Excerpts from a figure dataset
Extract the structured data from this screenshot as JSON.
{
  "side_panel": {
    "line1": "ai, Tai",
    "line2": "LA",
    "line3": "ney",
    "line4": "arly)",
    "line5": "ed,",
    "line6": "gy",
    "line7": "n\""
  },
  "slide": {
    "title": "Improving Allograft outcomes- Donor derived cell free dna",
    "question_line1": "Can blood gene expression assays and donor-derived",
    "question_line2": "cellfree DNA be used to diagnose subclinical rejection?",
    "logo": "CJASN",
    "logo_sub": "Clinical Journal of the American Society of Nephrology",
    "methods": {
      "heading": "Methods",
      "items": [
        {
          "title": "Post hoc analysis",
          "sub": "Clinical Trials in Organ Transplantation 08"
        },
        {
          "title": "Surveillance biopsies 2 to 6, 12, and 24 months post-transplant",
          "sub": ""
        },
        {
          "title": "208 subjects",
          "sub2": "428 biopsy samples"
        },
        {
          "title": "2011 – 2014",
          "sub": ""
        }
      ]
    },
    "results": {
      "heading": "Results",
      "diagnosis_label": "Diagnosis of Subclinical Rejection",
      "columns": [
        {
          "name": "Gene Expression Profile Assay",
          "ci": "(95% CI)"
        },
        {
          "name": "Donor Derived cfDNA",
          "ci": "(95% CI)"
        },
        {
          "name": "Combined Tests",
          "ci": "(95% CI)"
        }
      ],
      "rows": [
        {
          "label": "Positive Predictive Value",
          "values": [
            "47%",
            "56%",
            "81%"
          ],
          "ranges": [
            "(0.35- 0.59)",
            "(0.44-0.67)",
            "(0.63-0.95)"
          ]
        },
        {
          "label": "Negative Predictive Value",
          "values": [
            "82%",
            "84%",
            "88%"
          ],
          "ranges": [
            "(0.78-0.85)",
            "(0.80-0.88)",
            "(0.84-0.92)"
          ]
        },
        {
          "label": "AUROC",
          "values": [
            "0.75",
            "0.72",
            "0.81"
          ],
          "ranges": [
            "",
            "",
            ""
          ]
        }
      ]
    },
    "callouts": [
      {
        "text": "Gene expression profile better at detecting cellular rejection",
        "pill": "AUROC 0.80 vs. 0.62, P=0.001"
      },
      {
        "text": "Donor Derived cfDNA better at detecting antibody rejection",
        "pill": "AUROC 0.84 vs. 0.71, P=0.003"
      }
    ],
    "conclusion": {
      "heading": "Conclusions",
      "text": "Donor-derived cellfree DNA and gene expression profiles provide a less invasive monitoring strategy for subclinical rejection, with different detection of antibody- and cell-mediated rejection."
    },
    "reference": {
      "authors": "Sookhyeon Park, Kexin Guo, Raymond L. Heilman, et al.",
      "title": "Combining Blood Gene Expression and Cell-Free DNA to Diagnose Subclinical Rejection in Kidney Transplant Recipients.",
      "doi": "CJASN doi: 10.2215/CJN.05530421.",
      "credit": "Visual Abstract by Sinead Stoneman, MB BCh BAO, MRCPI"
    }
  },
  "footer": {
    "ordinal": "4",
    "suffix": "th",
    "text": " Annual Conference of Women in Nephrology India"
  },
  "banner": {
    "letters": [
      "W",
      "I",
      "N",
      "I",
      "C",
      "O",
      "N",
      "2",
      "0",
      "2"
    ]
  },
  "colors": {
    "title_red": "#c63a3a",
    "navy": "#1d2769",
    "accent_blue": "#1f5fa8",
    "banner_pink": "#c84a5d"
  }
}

● Description of the task: From the first line to the last, transcribe the records exactly.

● Result:
Extract the structured data from this screenshot as JSON.
{
  "side_panel": {
    "line1": "ai, Tai",
    "line2": "LA",
    "line3": "ney",
    "line4": "arly)",
    "line5": "ed,",
    "line6": "gy",
    "line7": "n\""
  },
  "slide": {
    "title": "Improving Allograft outcomes- Donor derived cell free dna",
    "question_line1": "Can blood gene expression assays and donor-derived",
    "question_line2": "cellfree DNA be used to diagnose subclinical rejection?",
    "logo": "CJASN",
    "logo_sub": "Clinical Journal of the American Society of Nephrology",
    "methods": {
      "heading": "Methods",
      "items": [
        {
          "title": "Post hoc analysis",
          "sub": "Clinical Trials in Organ Transplantation 08"
        },
        {
          "title": "Surveillance biopsies 2 to 6, 12, and 24 months post-transplant",
          "sub": ""
        },
        {
          "title": "208 subjects",
          "sub2": "428 biopsy samples"
        },
        {
          "title": "2011 – 2014",
          "sub": ""
        }
      ]
    },
    "results": {
      "heading": "Results",
      "diagnosis_label": "Diagnosis of Subclinical Rejection",
      "columns": [
        {
          "name": "Gene Expression Profile Assay",
          "ci": "(95% CI)"
        },
        {
          "name": "Donor Derived cfDNA",
          "ci": "(95% CI)"
        },
        {
          "name": "Combined Tests",
          "ci": "(95% CI)"
        }
      ],
      "rows": [
        {
          "label": "Positive Predictive Value",
          "values": [
            "47%",
            "56%",
            "81%"
          ],
          "ranges": [
            "(0.35- 0.59)",
            "(0.44-0.67)",
            "(0.63-0.95)"
          ]
        },
        {
          "label": "Negative Predictive Value",
          "values": [
            "82%",
            "84%",
            "88%"
          ],
          "ranges": [
            "(0.78-0.85)",
            "(0.80-0.88)",
            "(0.84-0.92)"
          ]
        },
        {
          "label": "AUROC",
          "values": [
            "0.75",
            "0.72",
            "0.81"
          ],
          "ranges": [
            "",
            "",
            ""
          ]
        }
      ]
    },
    "callouts": [
      {
        "text": "Gene expression profile better at detecting cellular rejection",
        "pill": "AUROC 0.80 vs. 0.62, P=0.001"
      },
      {
        "text": "Donor Derived cfDNA better at detecting antibody rejection",
        "pill": "AUROC 0.84 vs. 0.71, P=0.003"
      }
    ],
    "conclusion": {
      "heading": "Conclusions",
      "text": "Donor-derived cellfree DNA and gene expression profiles provide a less invasive monitoring strategy for subclinical rejection, with different detection of antibody- and cell-mediated rejection."
    },
    "reference": {
      "authors": "Sookhyeon Park, Kexin Guo, Raymond L. Heilman, et al.",
      "title": "Combining Blood Gene Expression and Cell-Free DNA to Diagnose Subclinical Rejection in Kidney Transplant Recipients.",
      "doi": "CJASN doi: 10.2215/CJN.05530421.",
      "credit": "Visual Abstract by Sinead Stoneman, MB BCh BAO, MRCPI"
    }
  },
  "footer": {
    "ordinal": "4",
    "suffix": "th",
    "text": " Annual Conference of Women in Nephrology India"
  },
  "banner": {
    "letters": [
      "W",
      "I",
      "N",
      "I",
      "C",
      "O",
      "N",
      "2",
      "0",
      "2"
    ]
  },
  "colors": {
    "title_red": "#c63a3a",
    "navy": "#1d2769",
    "accent_blue": "#1f5fa8",
    "banner_pink": "#c84a5d"
  }
}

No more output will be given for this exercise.